--- BEGIN Source data ---

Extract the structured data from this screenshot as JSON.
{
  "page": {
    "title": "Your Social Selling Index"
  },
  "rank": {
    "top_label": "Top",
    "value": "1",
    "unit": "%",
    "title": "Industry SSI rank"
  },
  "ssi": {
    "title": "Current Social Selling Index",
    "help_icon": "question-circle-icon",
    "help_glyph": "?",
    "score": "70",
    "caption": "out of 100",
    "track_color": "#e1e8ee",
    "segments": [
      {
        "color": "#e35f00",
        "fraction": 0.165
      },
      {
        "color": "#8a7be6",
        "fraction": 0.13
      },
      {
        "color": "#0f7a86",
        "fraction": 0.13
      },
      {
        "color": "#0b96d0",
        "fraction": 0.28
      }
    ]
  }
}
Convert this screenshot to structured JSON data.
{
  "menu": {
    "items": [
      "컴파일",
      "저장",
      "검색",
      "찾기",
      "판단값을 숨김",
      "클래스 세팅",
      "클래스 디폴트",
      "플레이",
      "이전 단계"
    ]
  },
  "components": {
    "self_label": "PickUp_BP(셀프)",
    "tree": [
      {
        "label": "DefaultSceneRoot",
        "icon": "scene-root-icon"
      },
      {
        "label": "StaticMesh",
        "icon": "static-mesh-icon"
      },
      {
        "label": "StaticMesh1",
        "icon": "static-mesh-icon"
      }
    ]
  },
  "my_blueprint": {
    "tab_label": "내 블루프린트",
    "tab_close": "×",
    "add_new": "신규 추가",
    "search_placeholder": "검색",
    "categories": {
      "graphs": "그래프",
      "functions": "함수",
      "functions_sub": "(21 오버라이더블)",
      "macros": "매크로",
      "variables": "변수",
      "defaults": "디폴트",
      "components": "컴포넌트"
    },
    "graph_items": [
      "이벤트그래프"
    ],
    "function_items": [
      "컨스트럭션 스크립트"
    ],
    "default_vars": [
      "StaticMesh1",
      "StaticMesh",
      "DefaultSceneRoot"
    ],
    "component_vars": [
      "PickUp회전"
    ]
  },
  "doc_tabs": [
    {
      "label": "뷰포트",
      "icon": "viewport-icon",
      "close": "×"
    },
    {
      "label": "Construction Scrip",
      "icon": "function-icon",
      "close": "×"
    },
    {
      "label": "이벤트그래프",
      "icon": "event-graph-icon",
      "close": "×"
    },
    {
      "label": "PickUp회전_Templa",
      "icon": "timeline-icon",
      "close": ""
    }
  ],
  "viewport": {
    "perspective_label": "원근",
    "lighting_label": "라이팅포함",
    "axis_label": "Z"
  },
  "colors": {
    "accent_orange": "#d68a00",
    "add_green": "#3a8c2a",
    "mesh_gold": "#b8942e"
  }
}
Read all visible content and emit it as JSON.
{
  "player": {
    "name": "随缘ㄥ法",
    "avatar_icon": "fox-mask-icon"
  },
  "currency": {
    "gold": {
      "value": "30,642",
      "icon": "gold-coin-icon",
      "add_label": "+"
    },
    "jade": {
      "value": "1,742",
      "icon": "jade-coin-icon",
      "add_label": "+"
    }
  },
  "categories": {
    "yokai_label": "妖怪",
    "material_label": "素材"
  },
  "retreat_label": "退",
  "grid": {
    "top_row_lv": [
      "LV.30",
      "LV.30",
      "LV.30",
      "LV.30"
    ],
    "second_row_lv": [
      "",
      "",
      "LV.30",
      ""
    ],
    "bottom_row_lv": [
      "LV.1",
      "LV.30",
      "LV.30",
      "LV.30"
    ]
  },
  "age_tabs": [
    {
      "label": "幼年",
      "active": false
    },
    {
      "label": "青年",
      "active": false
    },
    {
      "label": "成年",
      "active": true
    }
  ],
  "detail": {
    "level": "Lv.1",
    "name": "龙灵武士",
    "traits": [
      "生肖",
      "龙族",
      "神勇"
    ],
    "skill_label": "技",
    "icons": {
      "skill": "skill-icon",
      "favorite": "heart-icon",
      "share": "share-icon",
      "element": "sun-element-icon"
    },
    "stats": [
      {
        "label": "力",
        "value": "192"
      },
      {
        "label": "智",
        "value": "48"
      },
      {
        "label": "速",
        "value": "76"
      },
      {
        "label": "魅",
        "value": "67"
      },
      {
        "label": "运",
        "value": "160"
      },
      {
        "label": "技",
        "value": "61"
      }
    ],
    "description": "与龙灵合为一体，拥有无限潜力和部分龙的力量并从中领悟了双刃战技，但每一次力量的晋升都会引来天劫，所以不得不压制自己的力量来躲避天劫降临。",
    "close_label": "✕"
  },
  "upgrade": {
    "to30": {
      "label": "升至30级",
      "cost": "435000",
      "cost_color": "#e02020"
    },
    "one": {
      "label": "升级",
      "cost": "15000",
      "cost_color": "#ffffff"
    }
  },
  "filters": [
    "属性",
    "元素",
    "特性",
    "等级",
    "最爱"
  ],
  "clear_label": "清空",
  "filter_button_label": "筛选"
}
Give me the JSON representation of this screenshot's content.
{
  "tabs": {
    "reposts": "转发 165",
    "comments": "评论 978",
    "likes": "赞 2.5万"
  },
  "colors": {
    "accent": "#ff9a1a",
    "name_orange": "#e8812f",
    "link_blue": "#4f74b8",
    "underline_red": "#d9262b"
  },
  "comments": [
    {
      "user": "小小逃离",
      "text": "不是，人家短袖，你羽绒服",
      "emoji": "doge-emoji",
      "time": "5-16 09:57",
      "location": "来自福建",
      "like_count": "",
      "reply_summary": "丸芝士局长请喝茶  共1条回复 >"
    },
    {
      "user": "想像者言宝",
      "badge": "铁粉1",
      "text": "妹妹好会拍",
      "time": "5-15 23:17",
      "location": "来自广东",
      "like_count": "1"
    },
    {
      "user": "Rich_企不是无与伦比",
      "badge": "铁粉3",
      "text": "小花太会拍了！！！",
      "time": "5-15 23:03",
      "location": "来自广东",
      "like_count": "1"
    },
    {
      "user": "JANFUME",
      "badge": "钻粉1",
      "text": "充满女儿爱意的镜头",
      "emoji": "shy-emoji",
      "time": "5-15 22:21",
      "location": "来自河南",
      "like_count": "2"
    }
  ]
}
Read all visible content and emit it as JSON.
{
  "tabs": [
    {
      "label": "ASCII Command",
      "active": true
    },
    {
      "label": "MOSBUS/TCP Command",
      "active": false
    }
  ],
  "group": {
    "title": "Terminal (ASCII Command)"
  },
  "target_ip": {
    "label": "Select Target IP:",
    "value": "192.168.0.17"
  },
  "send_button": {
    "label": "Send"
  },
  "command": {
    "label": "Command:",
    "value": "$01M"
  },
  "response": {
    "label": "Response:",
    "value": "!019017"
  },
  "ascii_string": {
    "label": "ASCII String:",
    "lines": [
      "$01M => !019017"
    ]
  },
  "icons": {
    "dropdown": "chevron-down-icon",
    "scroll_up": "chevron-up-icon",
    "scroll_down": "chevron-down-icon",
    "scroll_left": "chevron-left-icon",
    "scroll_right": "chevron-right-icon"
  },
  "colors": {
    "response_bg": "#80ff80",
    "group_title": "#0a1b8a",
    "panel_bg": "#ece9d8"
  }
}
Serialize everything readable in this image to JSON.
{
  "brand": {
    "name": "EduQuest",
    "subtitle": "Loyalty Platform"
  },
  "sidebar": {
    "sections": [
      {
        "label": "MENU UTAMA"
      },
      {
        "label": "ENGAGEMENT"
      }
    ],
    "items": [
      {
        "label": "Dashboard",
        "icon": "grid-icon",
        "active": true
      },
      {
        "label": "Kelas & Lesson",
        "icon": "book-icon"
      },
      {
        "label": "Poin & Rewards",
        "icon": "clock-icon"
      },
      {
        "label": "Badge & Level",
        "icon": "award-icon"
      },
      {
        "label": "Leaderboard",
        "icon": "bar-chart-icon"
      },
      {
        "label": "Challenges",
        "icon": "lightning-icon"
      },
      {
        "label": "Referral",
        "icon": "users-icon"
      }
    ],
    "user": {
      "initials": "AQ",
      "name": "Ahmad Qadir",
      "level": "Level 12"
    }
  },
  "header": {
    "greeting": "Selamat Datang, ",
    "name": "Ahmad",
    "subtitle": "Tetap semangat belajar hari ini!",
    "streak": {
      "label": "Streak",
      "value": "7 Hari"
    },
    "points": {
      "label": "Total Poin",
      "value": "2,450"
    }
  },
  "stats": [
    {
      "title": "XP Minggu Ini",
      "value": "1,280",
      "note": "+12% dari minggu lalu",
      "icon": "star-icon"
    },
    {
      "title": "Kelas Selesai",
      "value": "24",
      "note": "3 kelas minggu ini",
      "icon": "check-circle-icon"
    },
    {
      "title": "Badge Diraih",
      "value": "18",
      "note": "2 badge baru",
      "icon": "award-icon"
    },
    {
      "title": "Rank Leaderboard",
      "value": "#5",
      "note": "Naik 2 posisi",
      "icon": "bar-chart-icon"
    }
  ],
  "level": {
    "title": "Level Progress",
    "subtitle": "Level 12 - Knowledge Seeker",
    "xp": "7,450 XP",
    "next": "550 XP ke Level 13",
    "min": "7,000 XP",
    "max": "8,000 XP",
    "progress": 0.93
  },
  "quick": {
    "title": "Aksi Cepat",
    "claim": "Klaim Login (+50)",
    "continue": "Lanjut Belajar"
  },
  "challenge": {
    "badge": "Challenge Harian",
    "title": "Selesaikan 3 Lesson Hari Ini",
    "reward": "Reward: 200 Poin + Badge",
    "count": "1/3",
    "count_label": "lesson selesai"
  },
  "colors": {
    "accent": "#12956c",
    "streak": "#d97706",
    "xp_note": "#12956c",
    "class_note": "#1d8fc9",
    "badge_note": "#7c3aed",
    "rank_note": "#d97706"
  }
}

--- END Source data ---

Instructions to follow:
Work out the number of lines above that include the string "chevron" and write only that number.

Exercise solution:
5